Request: For every line in the records that has the word "document", make a copy.

[Begin Record excerpts]

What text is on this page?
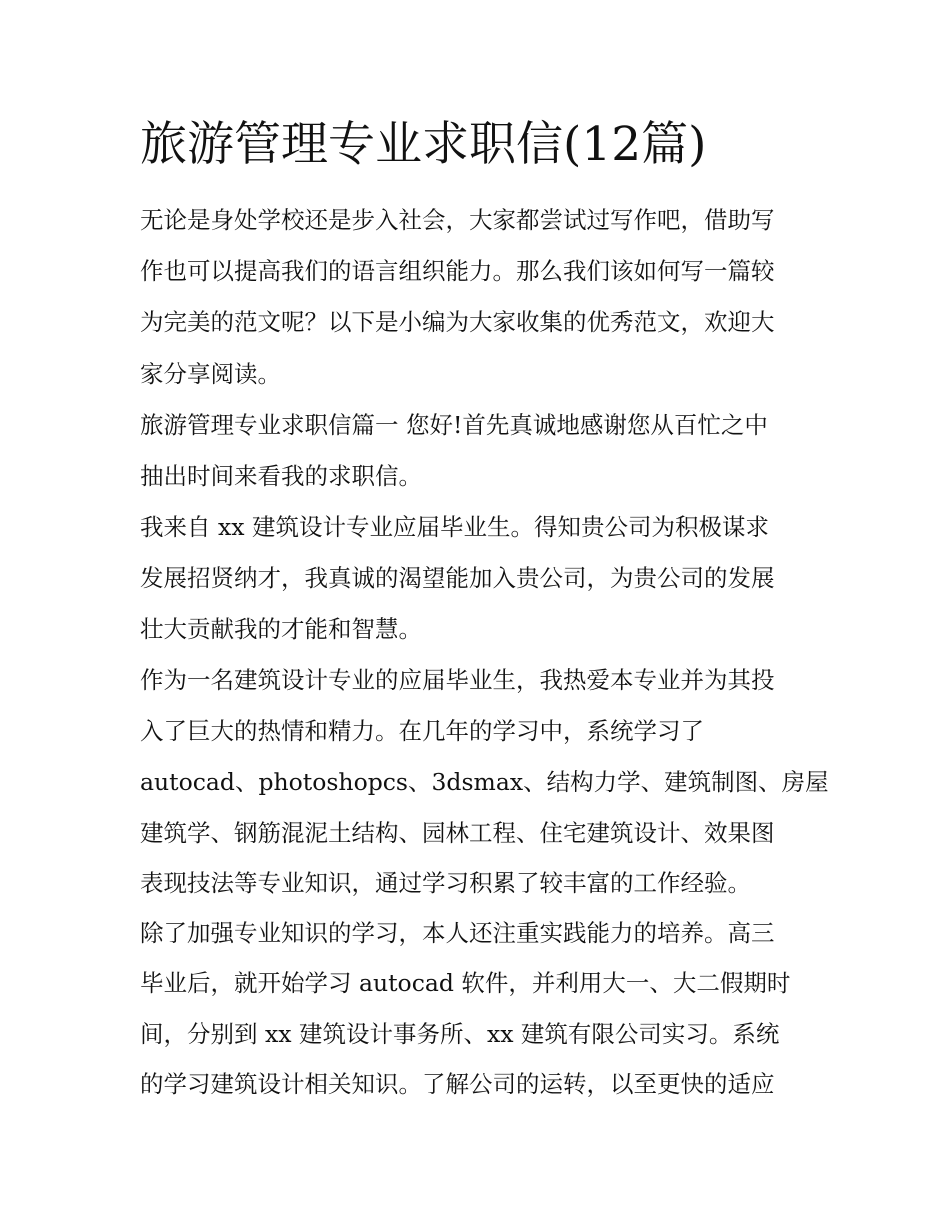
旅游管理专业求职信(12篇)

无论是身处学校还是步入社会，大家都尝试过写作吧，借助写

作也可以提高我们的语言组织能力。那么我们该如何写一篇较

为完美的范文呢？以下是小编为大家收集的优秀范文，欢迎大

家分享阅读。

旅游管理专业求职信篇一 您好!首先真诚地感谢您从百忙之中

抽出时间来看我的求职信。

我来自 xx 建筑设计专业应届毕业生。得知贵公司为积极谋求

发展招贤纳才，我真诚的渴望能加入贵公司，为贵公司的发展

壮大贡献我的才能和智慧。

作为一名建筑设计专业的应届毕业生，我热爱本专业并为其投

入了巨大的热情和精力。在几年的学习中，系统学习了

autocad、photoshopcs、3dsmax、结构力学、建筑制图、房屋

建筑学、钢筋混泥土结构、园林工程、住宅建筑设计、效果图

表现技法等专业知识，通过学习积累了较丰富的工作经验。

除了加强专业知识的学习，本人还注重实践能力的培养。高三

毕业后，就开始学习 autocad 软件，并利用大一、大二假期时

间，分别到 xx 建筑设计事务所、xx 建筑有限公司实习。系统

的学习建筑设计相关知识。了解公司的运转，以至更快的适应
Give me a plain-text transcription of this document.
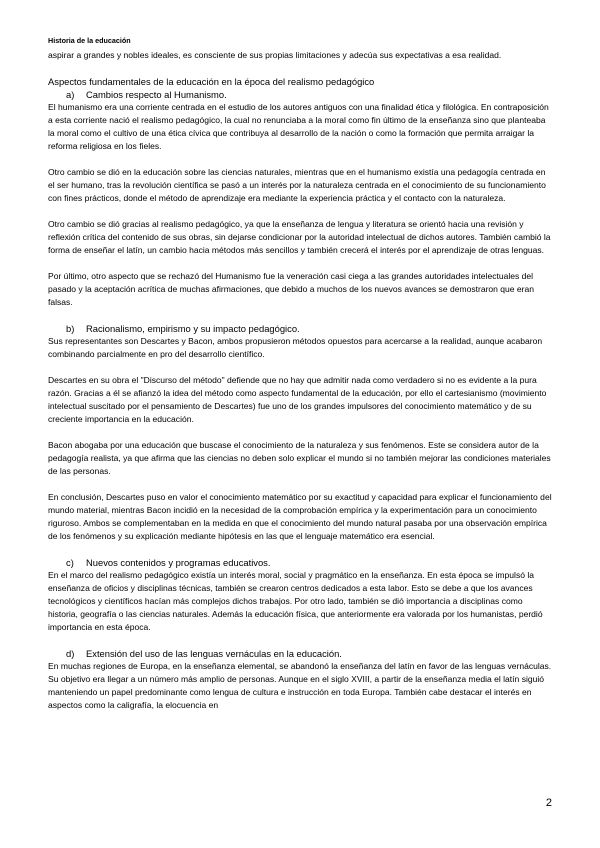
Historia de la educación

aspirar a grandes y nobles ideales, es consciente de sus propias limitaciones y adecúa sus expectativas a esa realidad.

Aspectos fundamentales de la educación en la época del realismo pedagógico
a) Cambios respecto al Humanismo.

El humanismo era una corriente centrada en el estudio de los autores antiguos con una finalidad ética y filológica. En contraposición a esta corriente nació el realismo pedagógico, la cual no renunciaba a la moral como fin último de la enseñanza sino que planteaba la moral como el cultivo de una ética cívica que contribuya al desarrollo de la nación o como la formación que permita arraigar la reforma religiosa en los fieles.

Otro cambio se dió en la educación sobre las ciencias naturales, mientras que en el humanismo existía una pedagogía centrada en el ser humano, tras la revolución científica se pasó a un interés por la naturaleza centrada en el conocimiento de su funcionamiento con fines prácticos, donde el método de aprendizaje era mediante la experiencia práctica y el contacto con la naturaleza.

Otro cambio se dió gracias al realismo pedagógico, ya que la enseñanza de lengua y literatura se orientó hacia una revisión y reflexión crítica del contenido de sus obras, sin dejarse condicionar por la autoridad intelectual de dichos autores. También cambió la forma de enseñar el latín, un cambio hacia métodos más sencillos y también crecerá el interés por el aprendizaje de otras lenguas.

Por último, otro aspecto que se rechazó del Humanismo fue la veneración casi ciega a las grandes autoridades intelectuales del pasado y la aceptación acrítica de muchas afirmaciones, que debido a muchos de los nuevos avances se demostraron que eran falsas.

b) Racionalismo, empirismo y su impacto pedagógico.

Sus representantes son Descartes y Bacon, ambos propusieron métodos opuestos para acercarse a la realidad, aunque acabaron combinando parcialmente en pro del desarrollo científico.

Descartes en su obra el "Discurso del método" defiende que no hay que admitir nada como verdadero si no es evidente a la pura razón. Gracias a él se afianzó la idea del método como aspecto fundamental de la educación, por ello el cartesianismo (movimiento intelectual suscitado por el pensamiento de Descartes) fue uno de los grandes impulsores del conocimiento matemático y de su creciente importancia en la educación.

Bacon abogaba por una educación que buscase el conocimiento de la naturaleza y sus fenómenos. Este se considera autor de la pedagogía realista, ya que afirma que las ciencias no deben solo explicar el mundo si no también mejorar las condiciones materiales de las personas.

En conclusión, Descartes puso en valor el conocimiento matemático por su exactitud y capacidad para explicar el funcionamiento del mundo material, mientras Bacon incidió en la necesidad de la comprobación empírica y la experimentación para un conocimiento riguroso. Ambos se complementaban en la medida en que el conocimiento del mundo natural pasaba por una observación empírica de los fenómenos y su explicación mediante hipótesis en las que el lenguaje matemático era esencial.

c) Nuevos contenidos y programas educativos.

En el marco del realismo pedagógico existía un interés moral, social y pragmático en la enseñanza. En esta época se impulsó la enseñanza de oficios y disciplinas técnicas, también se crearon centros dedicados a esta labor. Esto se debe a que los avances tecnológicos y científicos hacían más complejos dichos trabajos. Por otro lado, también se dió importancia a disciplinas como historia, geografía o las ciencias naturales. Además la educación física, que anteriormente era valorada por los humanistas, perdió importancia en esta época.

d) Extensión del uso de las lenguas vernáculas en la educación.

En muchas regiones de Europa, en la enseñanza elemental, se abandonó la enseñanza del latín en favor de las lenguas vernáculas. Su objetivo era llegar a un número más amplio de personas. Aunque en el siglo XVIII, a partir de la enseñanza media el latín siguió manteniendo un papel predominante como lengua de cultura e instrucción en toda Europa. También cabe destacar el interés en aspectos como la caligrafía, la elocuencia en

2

[End Record excerpts]
[Begin Record excerpts]

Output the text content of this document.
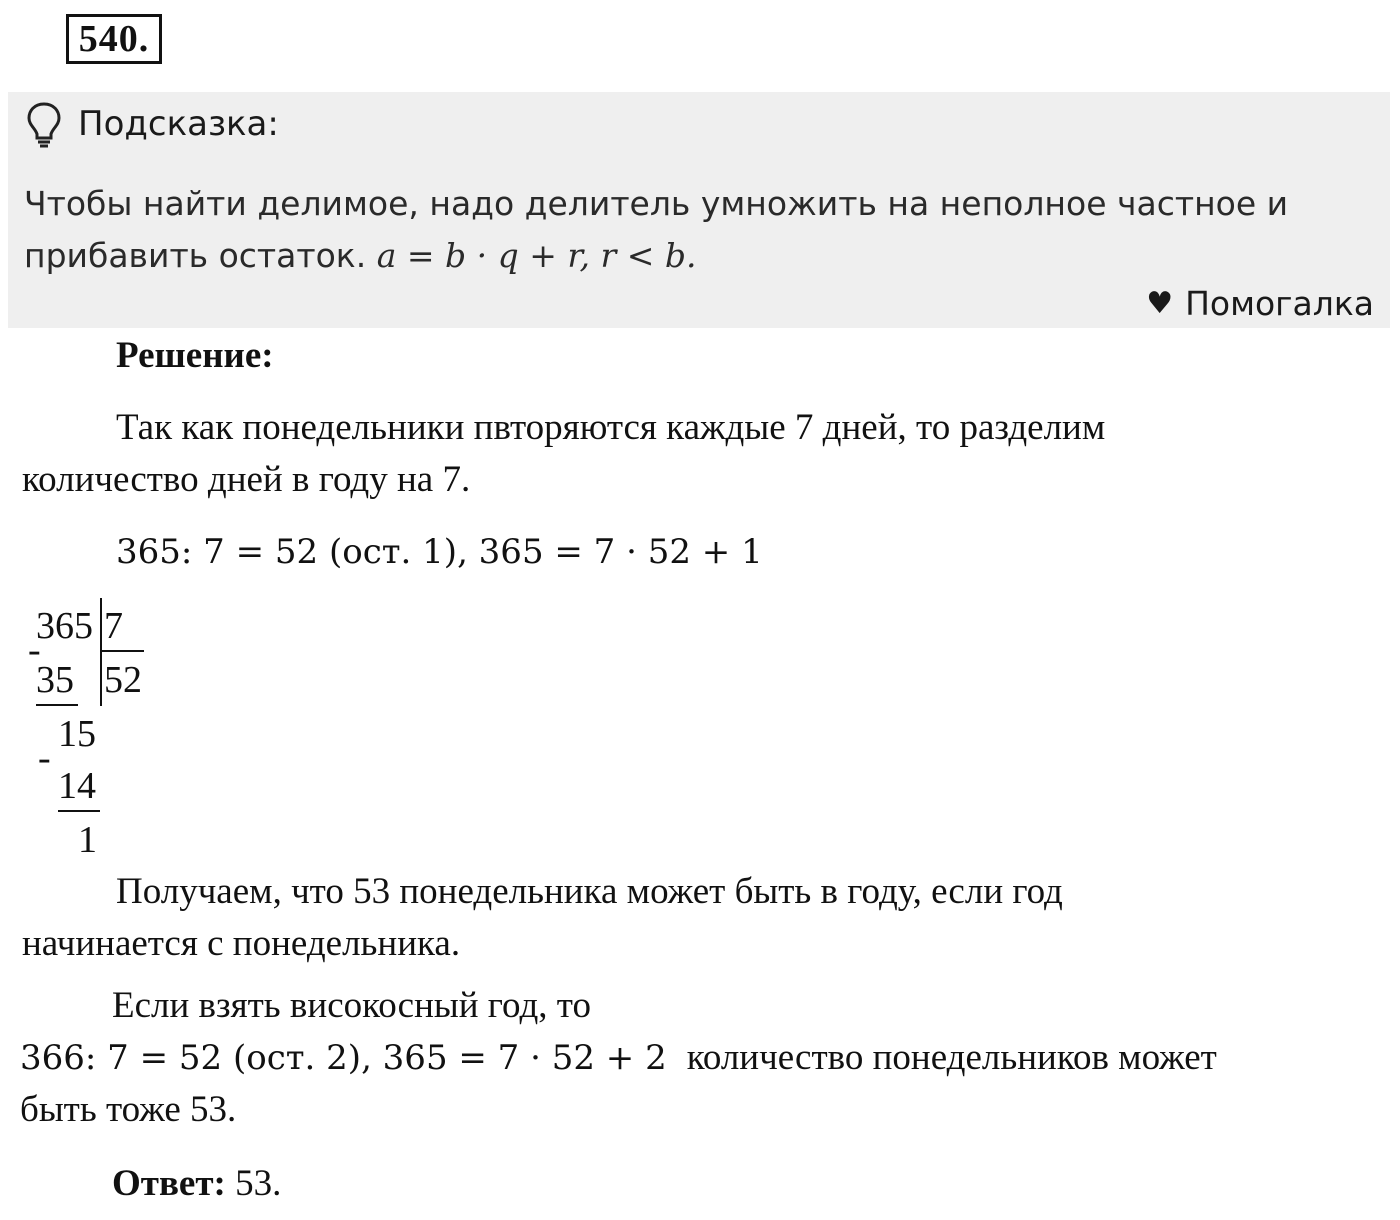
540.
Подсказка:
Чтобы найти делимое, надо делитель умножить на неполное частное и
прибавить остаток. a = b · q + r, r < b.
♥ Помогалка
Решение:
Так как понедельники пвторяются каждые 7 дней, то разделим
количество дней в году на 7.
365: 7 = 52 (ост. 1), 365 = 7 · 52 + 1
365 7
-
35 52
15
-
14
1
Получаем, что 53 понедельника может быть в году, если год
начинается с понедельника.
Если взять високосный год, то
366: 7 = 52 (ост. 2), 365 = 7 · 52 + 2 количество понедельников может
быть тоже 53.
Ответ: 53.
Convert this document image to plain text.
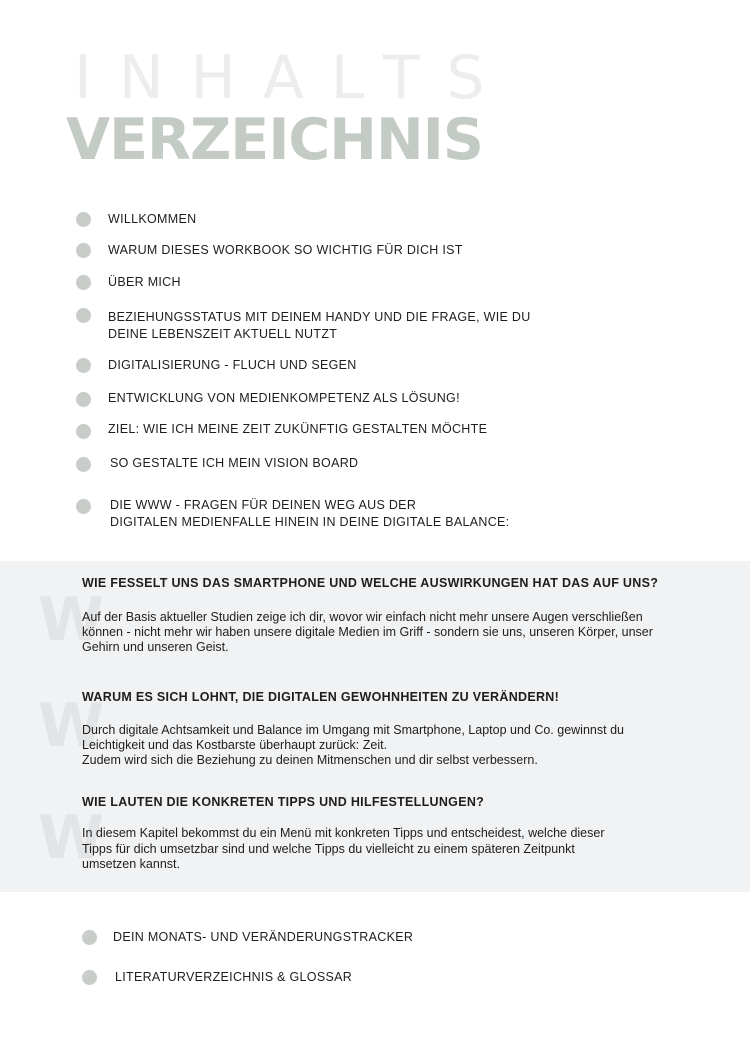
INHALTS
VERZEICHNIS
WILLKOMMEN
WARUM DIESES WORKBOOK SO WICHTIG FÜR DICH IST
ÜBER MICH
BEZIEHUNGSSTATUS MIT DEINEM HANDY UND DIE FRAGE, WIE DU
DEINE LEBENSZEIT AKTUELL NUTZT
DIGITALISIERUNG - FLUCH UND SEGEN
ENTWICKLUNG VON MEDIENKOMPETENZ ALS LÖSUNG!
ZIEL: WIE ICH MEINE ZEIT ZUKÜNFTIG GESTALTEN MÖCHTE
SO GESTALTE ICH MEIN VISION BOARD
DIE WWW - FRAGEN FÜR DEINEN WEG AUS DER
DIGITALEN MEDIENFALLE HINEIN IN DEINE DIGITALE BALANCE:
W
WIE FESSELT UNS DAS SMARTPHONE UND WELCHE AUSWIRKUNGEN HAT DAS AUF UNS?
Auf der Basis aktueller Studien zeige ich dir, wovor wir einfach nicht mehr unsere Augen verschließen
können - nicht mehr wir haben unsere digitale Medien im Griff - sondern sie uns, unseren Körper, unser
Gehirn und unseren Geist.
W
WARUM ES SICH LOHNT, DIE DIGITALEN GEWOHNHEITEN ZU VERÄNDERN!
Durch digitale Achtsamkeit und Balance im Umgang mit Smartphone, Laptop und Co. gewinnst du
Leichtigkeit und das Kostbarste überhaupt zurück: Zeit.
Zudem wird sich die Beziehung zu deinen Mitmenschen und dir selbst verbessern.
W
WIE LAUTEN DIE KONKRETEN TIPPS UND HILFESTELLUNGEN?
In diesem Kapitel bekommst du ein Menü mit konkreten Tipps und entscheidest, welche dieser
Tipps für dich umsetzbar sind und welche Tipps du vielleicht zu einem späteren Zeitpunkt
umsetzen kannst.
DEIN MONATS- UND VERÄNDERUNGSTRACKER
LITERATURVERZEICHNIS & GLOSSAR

[End Record excerpts]

Exercise result:
Give me a plain-text transcription of this document.
Output the text content of this document.
Convert this document image to plain text.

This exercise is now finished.